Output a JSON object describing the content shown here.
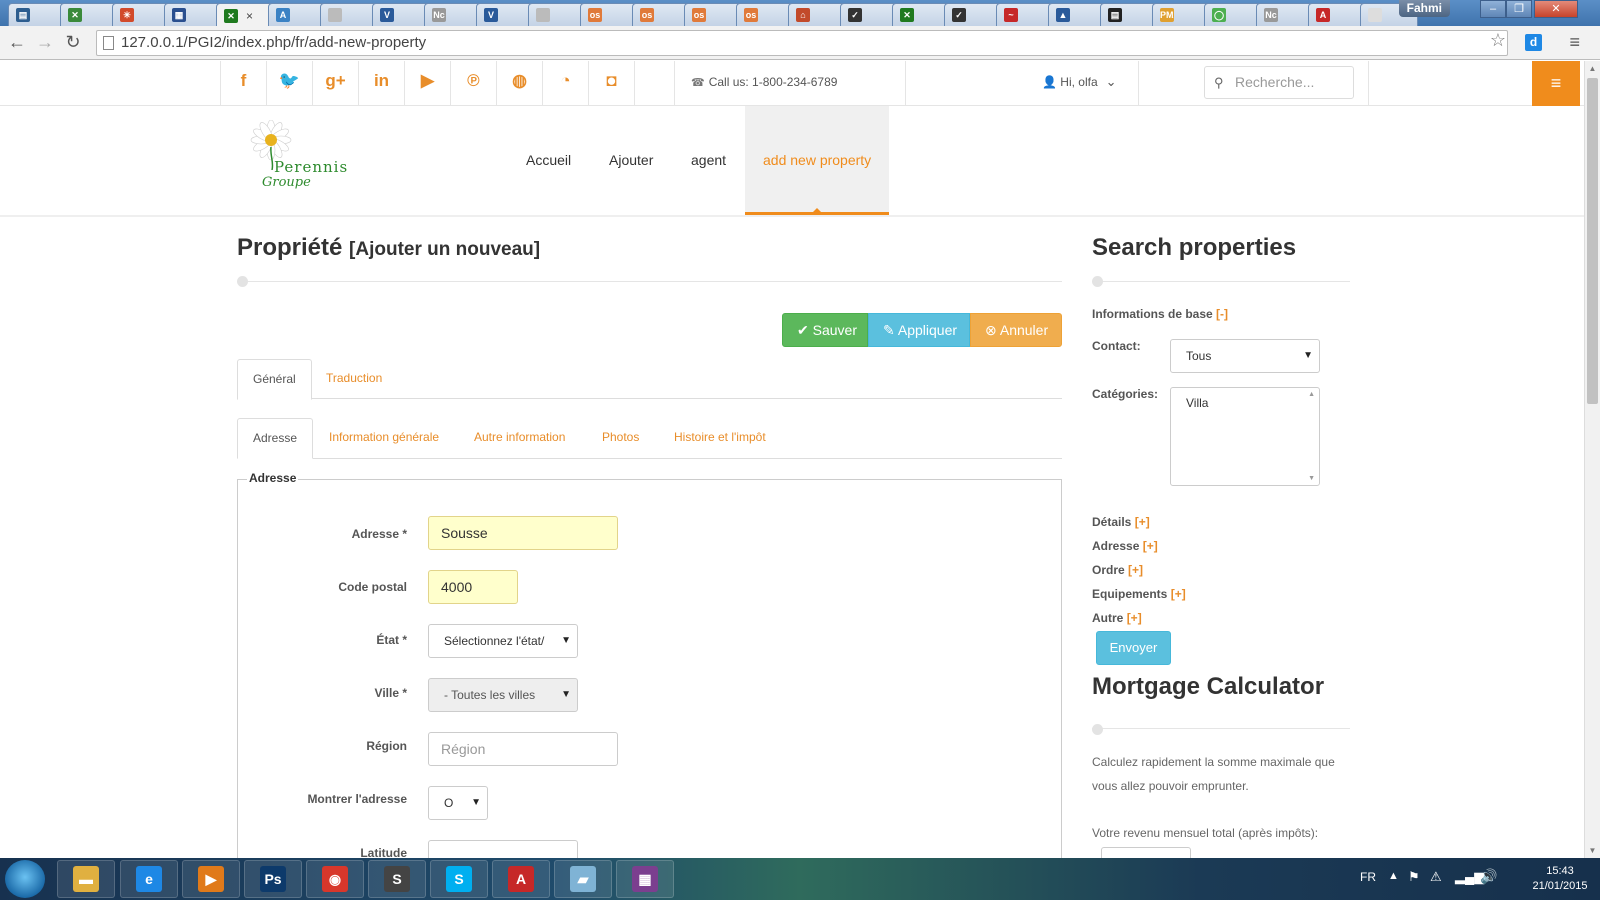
{
  "browser": {
    "url": "127.0.0.1/PGI2/index.php/fr/add-new-property",
    "user_badge": "Fahmi",
    "tabs": [
      {
        "icon": "page-icon",
        "color": "#2c5d8f",
        "glyph": "▤"
      },
      {
        "icon": "joomla-icon",
        "color": "#3a8a3a",
        "glyph": "✕"
      },
      {
        "icon": "joomla-icon",
        "color": "#d24a2a",
        "glyph": "✳"
      },
      {
        "icon": "grid-icon",
        "color": "#2a4f8f",
        "glyph": "▦"
      },
      {
        "icon": "joomla-icon",
        "color": "#1f7a1f",
        "glyph": "✕"
      },
      {
        "icon": "translate-icon",
        "color": "#3b82c4",
        "glyph": "A"
      },
      {
        "icon": "blank-page-icon",
        "color": "#bbbbbb",
        "glyph": ""
      },
      {
        "icon": "vsite-icon",
        "color": "#2a5a9a",
        "glyph": "V"
      },
      {
        "icon": "nc-icon",
        "color": "#999999",
        "glyph": "Nc"
      },
      {
        "icon": "vsite-icon",
        "color": "#2a5a9a",
        "glyph": "V"
      },
      {
        "icon": "blank-page-icon",
        "color": "#bbbbbb",
        "glyph": ""
      },
      {
        "icon": "os-icon",
        "color": "#e07a3a",
        "glyph": "os"
      },
      {
        "icon": "os-icon",
        "color": "#e07a3a",
        "glyph": "os"
      },
      {
        "icon": "os-icon",
        "color": "#e07a3a",
        "glyph": "os"
      },
      {
        "icon": "os-icon",
        "color": "#e07a3a",
        "glyph": "os"
      },
      {
        "icon": "home-icon",
        "color": "#c24a2a",
        "glyph": "⌂"
      },
      {
        "icon": "check-circle-icon",
        "color": "#333333",
        "glyph": "✓"
      },
      {
        "icon": "joomla-icon",
        "color": "#1f7a1f",
        "glyph": "✕"
      },
      {
        "icon": "check-circle-icon",
        "color": "#333333",
        "glyph": "✓"
      },
      {
        "icon": "wave-icon",
        "color": "#c62828",
        "glyph": "~"
      },
      {
        "icon": "triangle-icon",
        "color": "#2a5a9a",
        "glyph": "▲"
      },
      {
        "icon": "dark-page-icon",
        "color": "#222222",
        "glyph": "▤"
      },
      {
        "icon": "pma-icon",
        "color": "#e0a030",
        "glyph": "PMA"
      },
      {
        "icon": "ring-icon",
        "color": "#4caf50",
        "glyph": "◯"
      },
      {
        "icon": "nc-icon",
        "color": "#999999",
        "glyph": "Nc"
      },
      {
        "icon": "acrobat-icon",
        "color": "#c62828",
        "glyph": "A"
      },
      {
        "icon": "blank-tab-icon",
        "color": "#dddddd",
        "glyph": ""
      }
    ],
    "close_tab": "×"
  },
  "topbar": {
    "social": [
      {
        "name": "facebook-icon",
        "glyph": "f"
      },
      {
        "name": "twitter-icon",
        "glyph": "🐦"
      },
      {
        "name": "google-plus-icon",
        "glyph": "g+"
      },
      {
        "name": "linkedin-icon",
        "glyph": "in"
      },
      {
        "name": "youtube-icon",
        "glyph": "▶"
      },
      {
        "name": "pinterest-icon",
        "glyph": "℗"
      },
      {
        "name": "dribbble-icon",
        "glyph": "◍"
      },
      {
        "name": "rss-icon",
        "glyph": "◔"
      },
      {
        "name": "instagram-icon",
        "glyph": "◘"
      }
    ],
    "call_us": "Call us: 1-800-234-6789",
    "greeting": "Hi, olfa",
    "search_placeholder": "Recherche..."
  },
  "nav": {
    "items": [
      "Accueil",
      "Ajouter",
      "agent",
      "add new property"
    ],
    "logo_text_1": "Perennis",
    "logo_text_2": "Groupe"
  },
  "main": {
    "title": "Propriété",
    "subtitle": "[Ajouter un nouveau]",
    "buttons": {
      "save": "Sauver",
      "apply": "Appliquer",
      "cancel": "Annuler"
    },
    "tabs": [
      "Général",
      "Traduction"
    ],
    "subtabs": [
      "Adresse",
      "Information générale",
      "Autre information",
      "Photos",
      "Histoire et l'impôt"
    ],
    "fieldset_legend": "Adresse",
    "fields": {
      "address": {
        "label": "Adresse *",
        "value": "Sousse"
      },
      "postal": {
        "label": "Code postal",
        "value": "4000"
      },
      "state": {
        "label": "État *",
        "value": "Sélectionnez l'état/"
      },
      "city": {
        "label": "Ville *",
        "value": "- Toutes les villes"
      },
      "region": {
        "label": "Région",
        "placeholder": "Région"
      },
      "show_address": {
        "label": "Montrer l'adresse",
        "value": "O"
      },
      "latitude": {
        "label": "Latitude"
      }
    }
  },
  "sidebar": {
    "title": "Search properties",
    "basic_info": "Informations de base",
    "basic_toggle": "[-]",
    "contact_label": "Contact:",
    "contact_value": "Tous",
    "categories_label": "Catégories:",
    "categories_value": "Villa",
    "sections": [
      {
        "label": "Détails",
        "toggle": "[+]"
      },
      {
        "label": "Adresse",
        "toggle": "[+]"
      },
      {
        "label": "Ordre",
        "toggle": "[+]"
      },
      {
        "label": "Equipements",
        "toggle": "[+]"
      },
      {
        "label": "Autre",
        "toggle": "[+]"
      }
    ],
    "submit": "Envoyer",
    "mortgage_title": "Mortgage Calculator",
    "mortgage_text_1": "Calculez rapidement la somme maximale que",
    "mortgage_text_2": "vous allez pouvoir emprunter.",
    "income_label": "Votre revenu mensuel total (après impôts):"
  },
  "taskbar": {
    "apps": [
      {
        "name": "explorer-icon",
        "color": "#e0b040",
        "glyph": "▬"
      },
      {
        "name": "ie-icon",
        "color": "#1e88e5",
        "glyph": "e"
      },
      {
        "name": "media-player-icon",
        "color": "#e07a1a",
        "glyph": "▶"
      },
      {
        "name": "photoshop-icon",
        "color": "#0d3a6b",
        "glyph": "Ps"
      },
      {
        "name": "chrome-icon",
        "color": "#d8372b",
        "glyph": "◉"
      },
      {
        "name": "sublime-icon",
        "color": "#444444",
        "glyph": "S"
      },
      {
        "name": "skype-icon",
        "color": "#00aff0",
        "glyph": "S"
      },
      {
        "name": "acrobat-icon",
        "color": "#c62828",
        "glyph": "A"
      },
      {
        "name": "notepad-icon",
        "color": "#7fb3d5",
        "glyph": "▰"
      },
      {
        "name": "winrar-icon",
        "color": "#7b3f8f",
        "glyph": "▦"
      }
    ],
    "lang": "FR",
    "time": "15:43",
    "date": "21/01/2015"
  }
}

┄┄┄┄┄┄

### WHAT YOU SHOULD DO
Exact duplication of all the records is required; pictures are omitted from the copy.

### COMPLETED TASK
Output a JSON object describing the content shown here.
{
  "browser": {
    "url": "127.0.0.1/PGI2/index.php/fr/add-new-property",
    "user_badge": "Fahmi",
    "tabs": [
      {
        "icon": "page-icon",
        "color": "#2c5d8f",
        "glyph": "▤"
      },
      {
        "icon": "joomla-icon",
        "color": "#3a8a3a",
        "glyph": "✕"
      },
      {
        "icon": "joomla-icon",
        "color": "#d24a2a",
        "glyph": "✳"
      },
      {
        "icon": "grid-icon",
        "color": "#2a4f8f",
        "glyph": "▦"
      },
      {
        "icon": "joomla-icon",
        "color": "#1f7a1f",
        "glyph": "✕"
      },
      {
        "icon": "translate-icon",
        "color": "#3b82c4",
        "glyph": "A"
      },
      {
        "icon": "blank-page-icon",
        "color": "#bbbbbb",
        "glyph": ""
      },
      {
        "icon": "vsite-icon",
        "color": "#2a5a9a",
        "glyph": "V"
      },
      {
        "icon": "nc-icon",
        "color": "#999999",
        "glyph": "Nc"
      },
      {
        "icon": "vsite-icon",
        "color": "#2a5a9a",
        "glyph": "V"
      },
      {
        "icon": "blank-page-icon",
        "color": "#bbbbbb",
        "glyph": ""
      },
      {
        "icon": "os-icon",
        "color": "#e07a3a",
        "glyph": "os"
      },
      {
        "icon": "os-icon",
        "color": "#e07a3a",
        "glyph": "os"
      },
      {
        "icon": "os-icon",
        "color": "#e07a3a",
        "glyph": "os"
      },
      {
        "icon": "os-icon",
        "color": "#e07a3a",
        "glyph": "os"
      },
      {
        "icon": "home-icon",
        "color": "#c24a2a",
        "glyph": "⌂"
      },
      {
        "icon": "check-circle-icon",
        "color": "#333333",
        "glyph": "✓"
      },
      {
        "icon": "joomla-icon",
        "color": "#1f7a1f",
        "glyph": "✕"
      },
      {
        "icon": "check-circle-icon",
        "color": "#333333",
        "glyph": "✓"
      },
      {
        "icon": "wave-icon",
        "color": "#c62828",
        "glyph": "~"
      },
      {
        "icon": "triangle-icon",
        "color": "#2a5a9a",
        "glyph": "▲"
      },
      {
        "icon": "dark-page-icon",
        "color": "#222222",
        "glyph": "▤"
      },
      {
        "icon": "pma-icon",
        "color": "#e0a030",
        "glyph": "PMA"
      },
      {
        "icon": "ring-icon",
        "color": "#4caf50",
        "glyph": "◯"
      },
      {
        "icon": "nc-icon",
        "color": "#999999",
        "glyph": "Nc"
      },
      {
        "icon": "acrobat-icon",
        "color": "#c62828",
        "glyph": "A"
      },
      {
        "icon": "blank-tab-icon",
        "color": "#dddddd",
        "glyph": ""
      }
    ],
    "close_tab": "×"
  },
  "topbar": {
    "social": [
      {
        "name": "facebook-icon",
        "glyph": "f"
      },
      {
        "name": "twitter-icon",
        "glyph": "🐦"
      },
      {
        "name": "google-plus-icon",
        "glyph": "g+"
      },
      {
        "name": "linkedin-icon",
        "glyph": "in"
      },
      {
        "name": "youtube-icon",
        "glyph": "▶"
      },
      {
        "name": "pinterest-icon",
        "glyph": "℗"
      },
      {
        "name": "dribbble-icon",
        "glyph": "◍"
      },
      {
        "name": "rss-icon",
        "glyph": "◔"
      },
      {
        "name": "instagram-icon",
        "glyph": "◘"
      }
    ],
    "call_us": "Call us: 1-800-234-6789",
    "greeting": "Hi, olfa",
    "search_placeholder": "Recherche..."
  },
  "nav": {
    "items": [
      "Accueil",
      "Ajouter",
      "agent",
      "add new property"
    ],
    "logo_text_1": "Perennis",
    "logo_text_2": "Groupe"
  },
  "main": {
    "title": "Propriété",
    "subtitle": "[Ajouter un nouveau]",
    "buttons": {
      "save": "Sauver",
      "apply": "Appliquer",
      "cancel": "Annuler"
    },
    "tabs": [
      "Général",
      "Traduction"
    ],
    "subtabs": [
      "Adresse",
      "Information générale",
      "Autre information",
      "Photos",
      "Histoire et l'impôt"
    ],
    "fieldset_legend": "Adresse",
    "fields": {
      "address": {
        "label": "Adresse *",
        "value": "Sousse"
      },
      "postal": {
        "label": "Code postal",
        "value": "4000"
      },
      "state": {
        "label": "État *",
        "value": "Sélectionnez l'état/"
      },
      "city": {
        "label": "Ville *",
        "value": "- Toutes les villes"
      },
      "region": {
        "label": "Région",
        "placeholder": "Région"
      },
      "show_address": {
        "label": "Montrer l'adresse",
        "value": "O"
      },
      "latitude": {
        "label": "Latitude"
      }
    }
  },
  "sidebar": {
    "title": "Search properties",
    "basic_info": "Informations de base",
    "basic_toggle": "[-]",
    "contact_label": "Contact:",
    "contact_value": "Tous",
    "categories_label": "Catégories:",
    "categories_value": "Villa",
    "sections": [
      {
        "label": "Détails",
        "toggle": "[+]"
      },
      {
        "label": "Adresse",
        "toggle": "[+]"
      },
      {
        "label": "Ordre",
        "toggle": "[+]"
      },
      {
        "label": "Equipements",
        "toggle": "[+]"
      },
      {
        "label": "Autre",
        "toggle": "[+]"
      }
    ],
    "submit": "Envoyer",
    "mortgage_title": "Mortgage Calculator",
    "mortgage_text_1": "Calculez rapidement la somme maximale que",
    "mortgage_text_2": "vous allez pouvoir emprunter.",
    "income_label": "Votre revenu mensuel total (après impôts):"
  },
  "taskbar": {
    "apps": [
      {
        "name": "explorer-icon",
        "color": "#e0b040",
        "glyph": "▬"
      },
      {
        "name": "ie-icon",
        "color": "#1e88e5",
        "glyph": "e"
      },
      {
        "name": "media-player-icon",
        "color": "#e07a1a",
        "glyph": "▶"
      },
      {
        "name": "photoshop-icon",
        "color": "#0d3a6b",
        "glyph": "Ps"
      },
      {
        "name": "chrome-icon",
        "color": "#d8372b",
        "glyph": "◉"
      },
      {
        "name": "sublime-icon",
        "color": "#444444",
        "glyph": "S"
      },
      {
        "name": "skype-icon",
        "color": "#00aff0",
        "glyph": "S"
      },
      {
        "name": "acrobat-icon",
        "color": "#c62828",
        "glyph": "A"
      },
      {
        "name": "notepad-icon",
        "color": "#7fb3d5",
        "glyph": "▰"
      },
      {
        "name": "winrar-icon",
        "color": "#7b3f8f",
        "glyph": "▦"
      }
    ],
    "lang": "FR",
    "time": "15:43",
    "date": "21/01/2015"
  }
}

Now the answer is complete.